==== Material shown ====

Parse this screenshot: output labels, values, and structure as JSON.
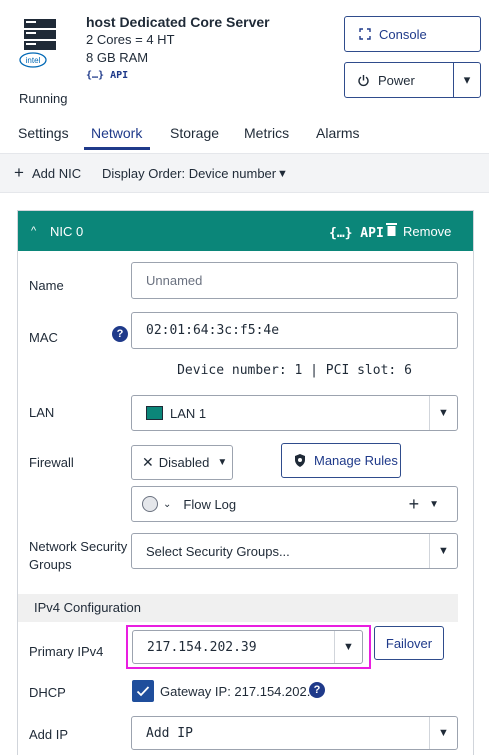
{
  "header": {
    "server_title": "host Dedicated Core Server",
    "cores": "2 Cores = 4 HT",
    "ram": "8 GB RAM",
    "api_label": "{…} API",
    "brand": "intel",
    "status": "Running",
    "console_label": "Console",
    "power_label": "Power"
  },
  "tabs": [
    {
      "label": "Settings"
    },
    {
      "label": "Network"
    },
    {
      "label": "Storage"
    },
    {
      "label": "Metrics"
    },
    {
      "label": "Alarms"
    }
  ],
  "active_tab": "Network",
  "toolbar": {
    "add_nic_label": "Add NIC",
    "display_order_label": "Display Order: Device number"
  },
  "nic": {
    "title": "NIC 0",
    "api_label": "{…} API",
    "remove_label": "Remove",
    "name": {
      "label": "Name",
      "value": "",
      "placeholder": "Unnamed"
    },
    "mac": {
      "label": "MAC",
      "value": "02:01:64:3c:f5:4e"
    },
    "device_info": "Device number: 1 | PCI slot: 6",
    "lan": {
      "label": "LAN",
      "value": "LAN 1"
    },
    "firewall": {
      "label": "Firewall",
      "value": "Disabled",
      "manage_rules_label": "Manage Rules"
    },
    "flow_log": {
      "label": "Flow Log"
    },
    "security_groups": {
      "label": "Network Security Groups",
      "placeholder": "Select Security Groups..."
    },
    "ipv4_section": "IPv4 Configuration",
    "primary_ipv4": {
      "label": "Primary IPv4",
      "value": "217.154.202.39",
      "failover_label": "Failover"
    },
    "dhcp": {
      "label": "DHCP",
      "checked": true,
      "gateway_text": "Gateway IP: 217.154.202.1"
    },
    "add_ip": {
      "label": "Add IP",
      "value": "Add IP"
    }
  },
  "colors": {
    "accent": "#1f3a8a",
    "nic_header": "#0b8679",
    "highlight": "#e91ee0",
    "checkbox": "#1f4e9c"
  }
}
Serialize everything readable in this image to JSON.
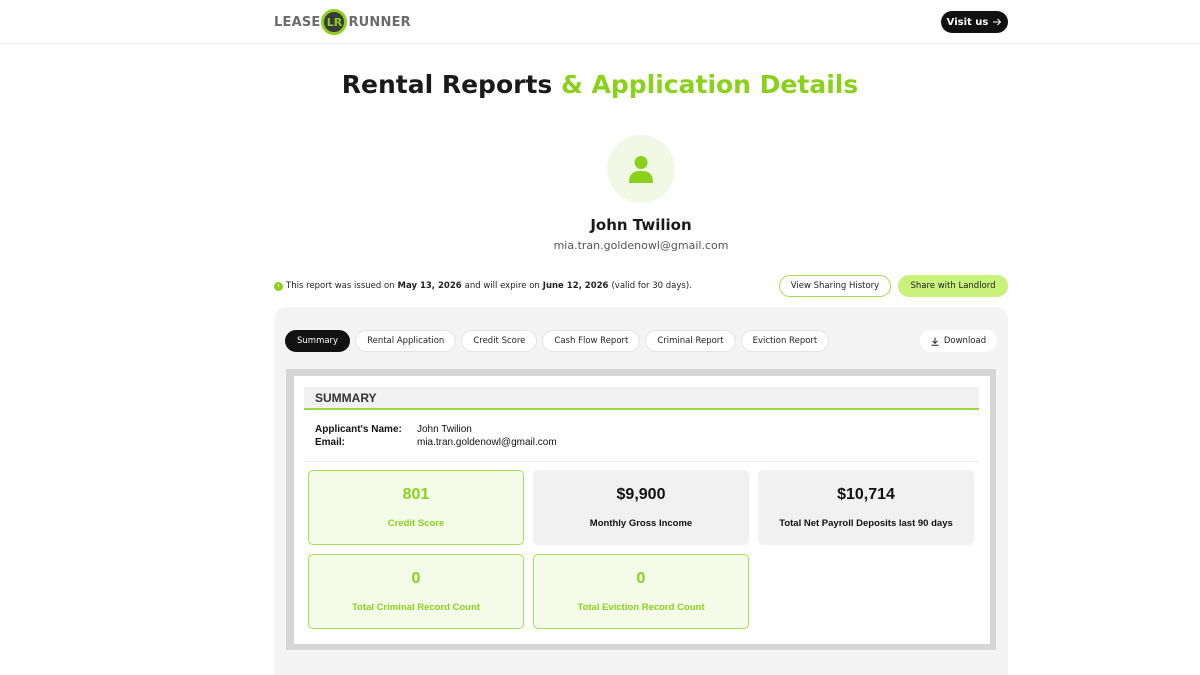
{
  "header": {
    "logo_left": "LEASE",
    "logo_mark": "LR",
    "logo_right": "RUNNER",
    "visit_label": "Visit us",
    "visit_icon": "arrow-right-icon"
  },
  "page": {
    "title_dark": "Rental Reports",
    "title_green": "& Application Details"
  },
  "profile": {
    "avatar_icon": "user-icon",
    "name": "John Twilion",
    "email": "mia.tran.goldenowl@gmail.com"
  },
  "notice": {
    "icon": "clock-icon",
    "prefix": "This report was issued on",
    "issued": "May 13, 2026",
    "middle": "and will expire on",
    "expires": "June 12, 2026",
    "suffix": "(valid for 30 days)."
  },
  "actions": {
    "history_label": "View Sharing History",
    "share_label": "Share with Landlord"
  },
  "tabs": [
    {
      "label": "Summary",
      "active": true
    },
    {
      "label": "Rental Application",
      "active": false
    },
    {
      "label": "Credit Score",
      "active": false
    },
    {
      "label": "Cash Flow Report",
      "active": false
    },
    {
      "label": "Criminal Report",
      "active": false
    },
    {
      "label": "Eviction Report",
      "active": false
    }
  ],
  "download": {
    "label": "Download",
    "icon": "download-icon"
  },
  "summary": {
    "heading": "SUMMARY",
    "applicant_label": "Applicant's Name:",
    "applicant_value": "John Twilion",
    "email_label": "Email:",
    "email_value": "mia.tran.goldenowl@gmail.com",
    "cards": [
      {
        "value": "801",
        "caption": "Credit Score"
      },
      {
        "value": "$9,900",
        "caption": "Monthly Gross Income"
      },
      {
        "value": "$10,714",
        "caption": "Total Net Payroll Deposits last 90 days"
      },
      {
        "value": "0",
        "caption": "Total Criminal Record Count"
      },
      {
        "value": "0",
        "caption": "Total Eviction Record Count"
      }
    ]
  },
  "colors": {
    "accent": "#8ad11c",
    "accent_light": "#c9f27a",
    "dark": "#111111"
  }
}
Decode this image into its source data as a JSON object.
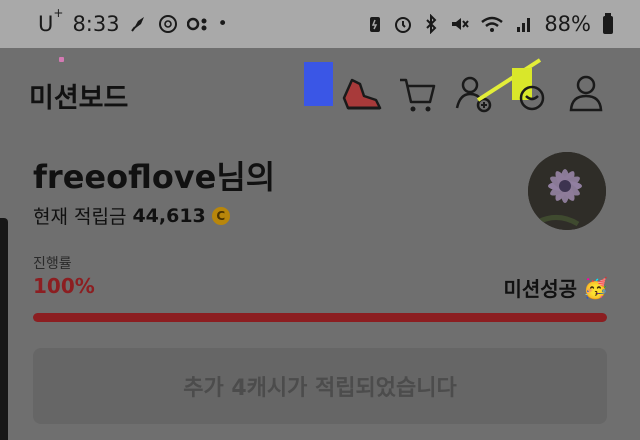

====

• Your instructions: Reproduce each record from above exactly; pictures do not belong in the copy.

• In response:
Parse this screenshot: output labels, values, and structure as JSON.
{
  "header": {
    "server_title": "host Dedicated Core Server",
    "cores": "2 Cores = 4 HT",
    "ram": "8 GB RAM",
    "api_label": "{…} API",
    "brand": "intel",
    "status": "Running",
    "console_label": "Console",
    "power_label": "Power"
  },
  "tabs": [
    {
      "label": "Settings"
    },
    {
      "label": "Network"
    },
    {
      "label": "Storage"
    },
    {
      "label": "Metrics"
    },
    {
      "label": "Alarms"
    }
  ],
  "active_tab": "Network",
  "toolbar": {
    "add_nic_label": "Add NIC",
    "display_order_label": "Display Order: Device number"
  },
  "nic": {
    "title": "NIC 0",
    "api_label": "{…} API",
    "remove_label": "Remove",
    "name": {
      "label": "Name",
      "value": "",
      "placeholder": "Unnamed"
    },
    "mac": {
      "label": "MAC",
      "value": "02:01:64:3c:f5:4e"
    },
    "device_info": "Device number: 1 | PCI slot: 6",
    "lan": {
      "label": "LAN",
      "value": "LAN 1"
    },
    "firewall": {
      "label": "Firewall",
      "value": "Disabled",
      "manage_rules_label": "Manage Rules"
    },
    "flow_log": {
      "label": "Flow Log"
    },
    "security_groups": {
      "label": "Network Security Groups",
      "placeholder": "Select Security Groups..."
    },
    "ipv4_section": "IPv4 Configuration",
    "primary_ipv4": {
      "label": "Primary IPv4",
      "value": "217.154.202.39",
      "failover_label": "Failover"
    },
    "dhcp": {
      "label": "DHCP",
      "checked": true,
      "gateway_text": "Gateway IP: 217.154.202.1"
    },
    "add_ip": {
      "label": "Add IP",
      "value": "Add IP"
    }
  },
  "colors": {
    "accent": "#1f3a8a",
    "nic_header": "#0b8679",
    "highlight": "#e91ee0",
    "checkbox": "#1f4e9c"
  }
}
Serialize everything readable in this image to JSON.
{
  "header": {
    "logo_left": "LEASE",
    "logo_mark": "LR",
    "logo_right": "RUNNER",
    "visit_label": "Visit us",
    "visit_icon": "arrow-right-icon"
  },
  "page": {
    "title_dark": "Rental Reports",
    "title_green": "& Application Details"
  },
  "profile": {
    "avatar_icon": "user-icon",
    "name": "John Twilion",
    "email": "mia.tran.goldenowl@gmail.com"
  },
  "notice": {
    "icon": "clock-icon",
    "prefix": "This report was issued on",
    "issued": "May 13, 2026",
    "middle": "and will expire on",
    "expires": "June 12, 2026",
    "suffix": "(valid for 30 days)."
  },
  "actions": {
    "history_label": "View Sharing History",
    "share_label": "Share with Landlord"
  },
  "tabs": [
    {
      "label": "Summary",
      "active": true
    },
    {
      "label": "Rental Application",
      "active": false
    },
    {
      "label": "Credit Score",
      "active": false
    },
    {
      "label": "Cash Flow Report",
      "active": false
    },
    {
      "label": "Criminal Report",
      "active": false
    },
    {
      "label": "Eviction Report",
      "active": false
    }
  ],
  "download": {
    "label": "Download",
    "icon": "download-icon"
  },
  "summary": {
    "heading": "SUMMARY",
    "applicant_label": "Applicant's Name:",
    "applicant_value": "John Twilion",
    "email_label": "Email:",
    "email_value": "mia.tran.goldenowl@gmail.com",
    "cards": [
      {
        "value": "801",
        "caption": "Credit Score"
      },
      {
        "value": "$9,900",
        "caption": "Monthly Gross Income"
      },
      {
        "value": "$10,714",
        "caption": "Total Net Payroll Deposits last 90 days"
      },
      {
        "value": "0",
        "caption": "Total Criminal Record Count"
      },
      {
        "value": "0",
        "caption": "Total Eviction Record Count"
      }
    ]
  },
  "colors": {
    "accent": "#8ad11c",
    "accent_light": "#c9f27a",
    "dark": "#111111"
  }
}
Decode this image into its source data as a JSON object.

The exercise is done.